### SET EXERCISE
Count lines, not occurrences: report how many lines in the records hold the string "already", and nothing else.
**** DATASET RECORDS
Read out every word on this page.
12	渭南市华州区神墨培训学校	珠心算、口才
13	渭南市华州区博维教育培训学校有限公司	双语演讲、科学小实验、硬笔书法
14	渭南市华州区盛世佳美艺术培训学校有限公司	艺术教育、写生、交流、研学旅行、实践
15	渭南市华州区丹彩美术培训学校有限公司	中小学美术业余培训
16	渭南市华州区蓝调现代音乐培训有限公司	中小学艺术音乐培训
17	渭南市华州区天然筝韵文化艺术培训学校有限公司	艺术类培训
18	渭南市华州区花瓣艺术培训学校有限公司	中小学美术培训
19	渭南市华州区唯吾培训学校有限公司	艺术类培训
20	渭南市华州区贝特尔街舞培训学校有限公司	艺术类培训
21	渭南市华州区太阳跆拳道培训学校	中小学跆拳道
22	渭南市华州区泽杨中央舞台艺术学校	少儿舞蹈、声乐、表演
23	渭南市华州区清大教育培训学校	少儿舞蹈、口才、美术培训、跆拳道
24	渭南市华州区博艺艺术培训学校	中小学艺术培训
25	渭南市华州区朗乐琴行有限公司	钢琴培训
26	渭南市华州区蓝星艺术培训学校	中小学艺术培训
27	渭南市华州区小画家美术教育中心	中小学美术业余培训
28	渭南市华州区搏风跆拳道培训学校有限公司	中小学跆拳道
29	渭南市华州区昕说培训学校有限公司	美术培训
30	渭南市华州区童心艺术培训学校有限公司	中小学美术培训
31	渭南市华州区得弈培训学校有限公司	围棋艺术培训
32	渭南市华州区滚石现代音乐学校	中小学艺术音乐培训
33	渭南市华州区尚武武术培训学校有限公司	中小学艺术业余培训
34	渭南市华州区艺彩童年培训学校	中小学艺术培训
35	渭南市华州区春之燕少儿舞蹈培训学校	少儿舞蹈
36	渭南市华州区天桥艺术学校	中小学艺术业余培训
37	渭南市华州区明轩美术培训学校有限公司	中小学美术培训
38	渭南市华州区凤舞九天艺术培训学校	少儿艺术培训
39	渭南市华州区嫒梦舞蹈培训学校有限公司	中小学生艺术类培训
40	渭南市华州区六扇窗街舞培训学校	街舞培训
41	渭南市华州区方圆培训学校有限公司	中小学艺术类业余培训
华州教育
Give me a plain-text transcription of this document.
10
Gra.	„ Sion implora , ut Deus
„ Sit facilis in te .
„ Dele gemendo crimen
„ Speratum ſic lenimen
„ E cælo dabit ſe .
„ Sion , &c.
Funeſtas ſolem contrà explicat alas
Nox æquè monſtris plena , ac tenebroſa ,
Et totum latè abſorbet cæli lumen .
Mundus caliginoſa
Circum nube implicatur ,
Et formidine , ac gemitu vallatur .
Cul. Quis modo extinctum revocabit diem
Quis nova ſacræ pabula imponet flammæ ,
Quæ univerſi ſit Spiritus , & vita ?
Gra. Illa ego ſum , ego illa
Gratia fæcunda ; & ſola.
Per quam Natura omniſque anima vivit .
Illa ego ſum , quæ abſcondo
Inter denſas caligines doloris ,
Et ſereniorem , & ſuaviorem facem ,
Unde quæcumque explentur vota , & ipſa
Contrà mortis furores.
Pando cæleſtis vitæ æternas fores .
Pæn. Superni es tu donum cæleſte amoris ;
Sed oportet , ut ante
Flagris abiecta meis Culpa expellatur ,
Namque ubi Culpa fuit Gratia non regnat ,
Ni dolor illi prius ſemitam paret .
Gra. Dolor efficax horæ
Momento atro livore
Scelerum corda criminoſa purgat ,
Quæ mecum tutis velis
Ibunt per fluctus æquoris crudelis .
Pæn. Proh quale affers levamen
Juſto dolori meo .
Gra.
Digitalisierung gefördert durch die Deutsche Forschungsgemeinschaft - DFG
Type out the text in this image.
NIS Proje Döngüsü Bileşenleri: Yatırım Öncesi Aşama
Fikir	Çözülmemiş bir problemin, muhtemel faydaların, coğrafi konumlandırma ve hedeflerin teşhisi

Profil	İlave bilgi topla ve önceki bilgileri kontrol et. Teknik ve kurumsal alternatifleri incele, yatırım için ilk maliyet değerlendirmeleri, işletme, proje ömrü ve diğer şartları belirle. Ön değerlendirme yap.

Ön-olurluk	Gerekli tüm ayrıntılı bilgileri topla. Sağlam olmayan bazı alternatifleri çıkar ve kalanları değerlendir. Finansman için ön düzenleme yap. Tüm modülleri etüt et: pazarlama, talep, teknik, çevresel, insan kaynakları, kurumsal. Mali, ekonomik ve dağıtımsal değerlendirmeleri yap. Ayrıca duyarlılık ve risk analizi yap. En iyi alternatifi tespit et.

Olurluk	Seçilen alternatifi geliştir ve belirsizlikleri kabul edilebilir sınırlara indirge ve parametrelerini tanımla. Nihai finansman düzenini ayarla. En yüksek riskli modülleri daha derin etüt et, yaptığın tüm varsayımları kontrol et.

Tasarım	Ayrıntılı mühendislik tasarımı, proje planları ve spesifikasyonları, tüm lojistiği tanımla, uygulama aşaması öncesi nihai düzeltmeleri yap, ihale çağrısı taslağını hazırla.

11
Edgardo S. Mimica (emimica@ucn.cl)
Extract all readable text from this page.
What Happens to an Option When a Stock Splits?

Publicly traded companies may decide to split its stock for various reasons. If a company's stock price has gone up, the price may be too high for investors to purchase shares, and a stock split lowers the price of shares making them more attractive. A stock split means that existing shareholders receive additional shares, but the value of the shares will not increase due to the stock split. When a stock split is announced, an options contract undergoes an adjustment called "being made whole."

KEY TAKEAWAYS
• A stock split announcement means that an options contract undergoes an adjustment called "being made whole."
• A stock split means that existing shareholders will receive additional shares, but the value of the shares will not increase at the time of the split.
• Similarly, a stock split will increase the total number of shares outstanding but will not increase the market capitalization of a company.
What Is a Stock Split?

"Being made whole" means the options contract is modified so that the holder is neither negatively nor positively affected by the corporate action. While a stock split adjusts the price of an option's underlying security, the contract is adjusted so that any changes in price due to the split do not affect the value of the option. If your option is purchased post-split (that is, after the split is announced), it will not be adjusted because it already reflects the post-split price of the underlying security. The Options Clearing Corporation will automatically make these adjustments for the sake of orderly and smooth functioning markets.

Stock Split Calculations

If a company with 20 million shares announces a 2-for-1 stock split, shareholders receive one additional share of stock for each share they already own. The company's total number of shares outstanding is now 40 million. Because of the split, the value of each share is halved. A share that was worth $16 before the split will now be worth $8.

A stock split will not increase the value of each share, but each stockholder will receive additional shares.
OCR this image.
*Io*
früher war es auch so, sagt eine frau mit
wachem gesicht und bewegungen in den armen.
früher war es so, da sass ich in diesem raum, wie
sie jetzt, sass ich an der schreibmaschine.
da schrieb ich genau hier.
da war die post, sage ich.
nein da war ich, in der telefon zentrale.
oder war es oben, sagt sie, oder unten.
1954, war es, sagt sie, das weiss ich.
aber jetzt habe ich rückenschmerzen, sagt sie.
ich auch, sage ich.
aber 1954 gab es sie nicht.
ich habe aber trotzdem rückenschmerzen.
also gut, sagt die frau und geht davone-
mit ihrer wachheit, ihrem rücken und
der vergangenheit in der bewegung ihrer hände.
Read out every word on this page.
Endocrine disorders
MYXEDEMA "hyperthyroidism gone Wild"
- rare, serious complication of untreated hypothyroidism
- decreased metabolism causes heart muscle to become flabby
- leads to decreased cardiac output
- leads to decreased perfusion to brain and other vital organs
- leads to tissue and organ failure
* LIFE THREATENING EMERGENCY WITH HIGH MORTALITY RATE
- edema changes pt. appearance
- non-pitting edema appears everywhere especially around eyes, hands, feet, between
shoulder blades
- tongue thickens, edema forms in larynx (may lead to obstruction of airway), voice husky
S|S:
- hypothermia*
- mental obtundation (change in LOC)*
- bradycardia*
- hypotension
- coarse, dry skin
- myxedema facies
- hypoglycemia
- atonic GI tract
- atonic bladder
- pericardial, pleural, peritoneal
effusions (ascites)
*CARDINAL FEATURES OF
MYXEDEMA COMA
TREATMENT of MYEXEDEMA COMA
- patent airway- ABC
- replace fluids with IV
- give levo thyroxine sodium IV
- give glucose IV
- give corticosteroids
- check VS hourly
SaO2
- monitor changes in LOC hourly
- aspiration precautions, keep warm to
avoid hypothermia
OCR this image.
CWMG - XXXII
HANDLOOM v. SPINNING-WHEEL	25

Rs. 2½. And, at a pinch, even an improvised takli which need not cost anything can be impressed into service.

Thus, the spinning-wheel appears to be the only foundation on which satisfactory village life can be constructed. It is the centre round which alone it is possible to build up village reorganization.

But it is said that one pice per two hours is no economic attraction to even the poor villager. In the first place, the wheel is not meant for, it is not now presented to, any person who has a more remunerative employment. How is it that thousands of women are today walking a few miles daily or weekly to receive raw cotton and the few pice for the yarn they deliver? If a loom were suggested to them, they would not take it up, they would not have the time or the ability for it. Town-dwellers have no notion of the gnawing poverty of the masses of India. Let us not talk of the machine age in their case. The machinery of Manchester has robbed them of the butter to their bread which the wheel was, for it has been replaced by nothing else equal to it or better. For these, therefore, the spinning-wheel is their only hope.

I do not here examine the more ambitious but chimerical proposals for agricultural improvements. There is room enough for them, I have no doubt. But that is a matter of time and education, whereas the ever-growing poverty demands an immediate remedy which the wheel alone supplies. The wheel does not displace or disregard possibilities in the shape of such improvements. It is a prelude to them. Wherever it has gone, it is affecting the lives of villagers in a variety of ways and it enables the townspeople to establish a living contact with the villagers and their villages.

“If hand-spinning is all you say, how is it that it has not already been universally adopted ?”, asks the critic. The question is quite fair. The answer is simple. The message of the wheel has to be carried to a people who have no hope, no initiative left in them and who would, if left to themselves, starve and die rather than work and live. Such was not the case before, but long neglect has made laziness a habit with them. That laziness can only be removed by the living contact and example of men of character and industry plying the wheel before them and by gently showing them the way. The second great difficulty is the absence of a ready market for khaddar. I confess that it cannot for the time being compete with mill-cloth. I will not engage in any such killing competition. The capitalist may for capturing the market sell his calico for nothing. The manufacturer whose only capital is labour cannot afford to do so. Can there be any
********
### FINAL ANSWER
3